Quote the listing below in its entirety, omitting every image.
** begin **
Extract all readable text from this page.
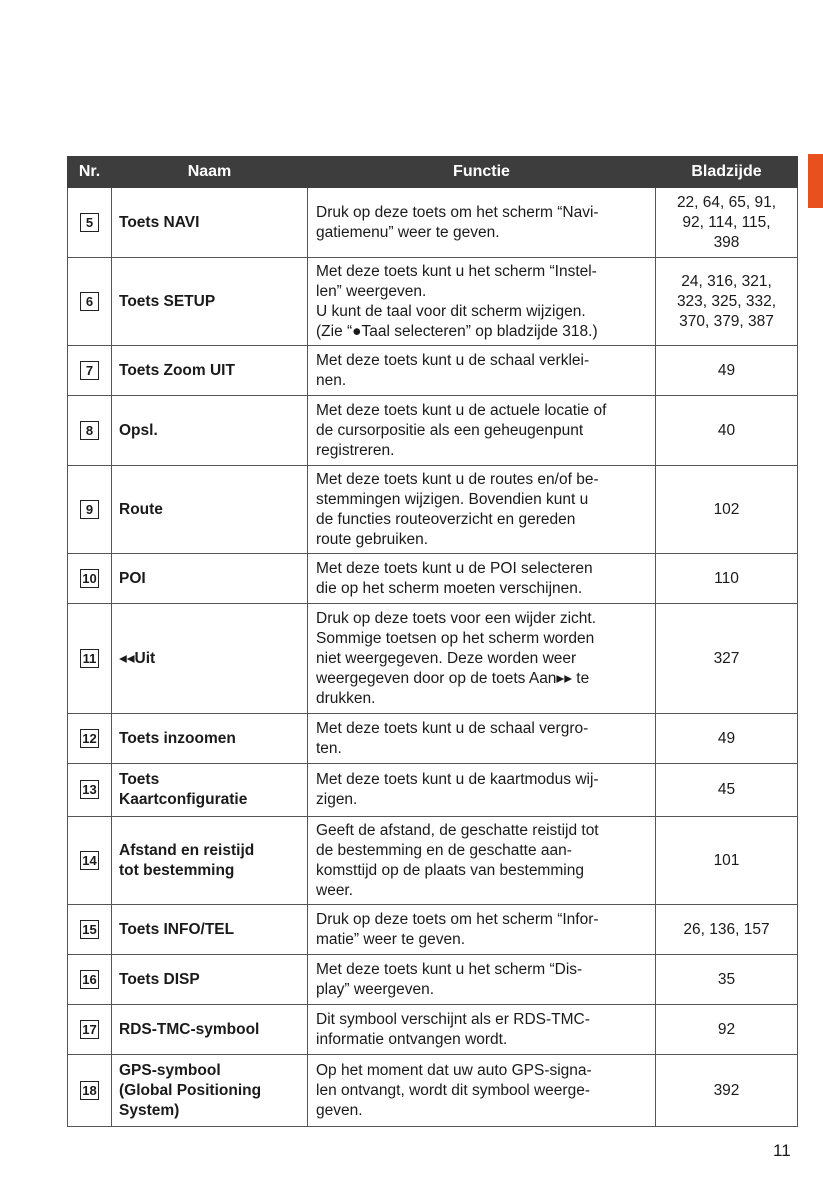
Nr.	Naam	Functie	Bladzijde
5	Toets NAVI	Druk op deze toets om het scherm “Navi-
gatiemenu” weer te geven.	22, 64, 65, 91,
92, 114, 115,
398

6	Toets SETUP	Met deze toets kunt u het scherm “Instel-
len” weergeven.
U kunt de taal voor dit scherm wijzigen.
(Zie “●Taal selecteren” op bladzijde 318.)	24, 316, 321,
323, 325, 332,
370, 379, 387

7	Toets Zoom UIT	Met deze toets kunt u de schaal verklei-
nen.	49

8	Opsl.	Met deze toets kunt u de actuele locatie of
de cursorpositie als een geheugenpunt
registreren.	40

9	Route	Met deze toets kunt u de routes en/of be-
stemmingen wijzigen. Bovendien kunt u
de functies routeoverzicht en gereden
route gebruiken.	102

10	POI	Met deze toets kunt u de POI selecteren
die op het scherm moeten verschijnen.	110

11	◂◂Uit	Druk op deze toets voor een wijder zicht.
Sommige toetsen op het scherm worden
niet weergegeven. Deze worden weer
weergegeven door op de toets Aan▸▸ te
drukken.	327

12	Toets inzoomen	Met deze toets kunt u de schaal vergro-
ten.	49

13	Toets
Kaartconfiguratie	Met deze toets kunt u de kaartmodus wij-
zigen.	45

14	Afstand en reistijd
tot bestemming	Geeft de afstand, de geschatte reistijd tot
de bestemming en de geschatte aan-
komsttijd op de plaats van bestemming
weer.	101

15	Toets INFO/TEL	Druk op deze toets om het scherm “Infor-
matie” weer te geven.	26, 136, 157

16	Toets DISP	Met deze toets kunt u het scherm “Dis-
play” weergeven.	35

17	RDS-TMC-symbool	Dit symbool verschijnt als er RDS-TMC-
informatie ontvangen wordt.	92

18	GPS-symbool
(Global Positioning
System)	Op het moment dat uw auto GPS-signa-
len ontvangt, wordt dit symbool weerge-
geven.	392
11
** end **
* _Answer to the task_:
Extract all readable text from this page.
Nr.	Naam	Functie	Bladzijde
5	Toets NAVI	Druk op deze toets om het scherm “Navi-
gatiemenu” weer te geven.	22, 64, 65, 91,
92, 114, 115,
398

6	Toets SETUP	Met deze toets kunt u het scherm “Instel-
len” weergeven.
U kunt de taal voor dit scherm wijzigen.
(Zie “●Taal selecteren” op bladzijde 318.)	24, 316, 321,
323, 325, 332,
370, 379, 387

7	Toets Zoom UIT	Met deze toets kunt u de schaal verklei-
nen.	49

8	Opsl.	Met deze toets kunt u de actuele locatie of
de cursorpositie als een geheugenpunt
registreren.	40

9	Route	Met deze toets kunt u de routes en/of be-
stemmingen wijzigen. Bovendien kunt u
de functies routeoverzicht en gereden
route gebruiken.	102

10	POI	Met deze toets kunt u de POI selecteren
die op het scherm moeten verschijnen.	110

11	◂◂Uit	Druk op deze toets voor een wijder zicht.
Sommige toetsen op het scherm worden
niet weergegeven. Deze worden weer
weergegeven door op de toets Aan▸▸ te
drukken.	327

12	Toets inzoomen	Met deze toets kunt u de schaal vergro-
ten.	49

13	Toets
Kaartconfiguratie	Met deze toets kunt u de kaartmodus wij-
zigen.	45

14	Afstand en reistijd
tot bestemming	Geeft de afstand, de geschatte reistijd tot
de bestemming en de geschatte aan-
komsttijd op de plaats van bestemming
weer.	101

15	Toets INFO/TEL	Druk op deze toets om het scherm “Infor-
matie” weer te geven.	26, 136, 157

16	Toets DISP	Met deze toets kunt u het scherm “Dis-
play” weergeven.	35

17	RDS-TMC-symbool	Dit symbool verschijnt als er RDS-TMC-
informatie ontvangen wordt.	92

18	GPS-symbool
(Global Positioning
System)	Op het moment dat uw auto GPS-signa-
len ontvangt, wordt dit symbool weerge-
geven.	392
11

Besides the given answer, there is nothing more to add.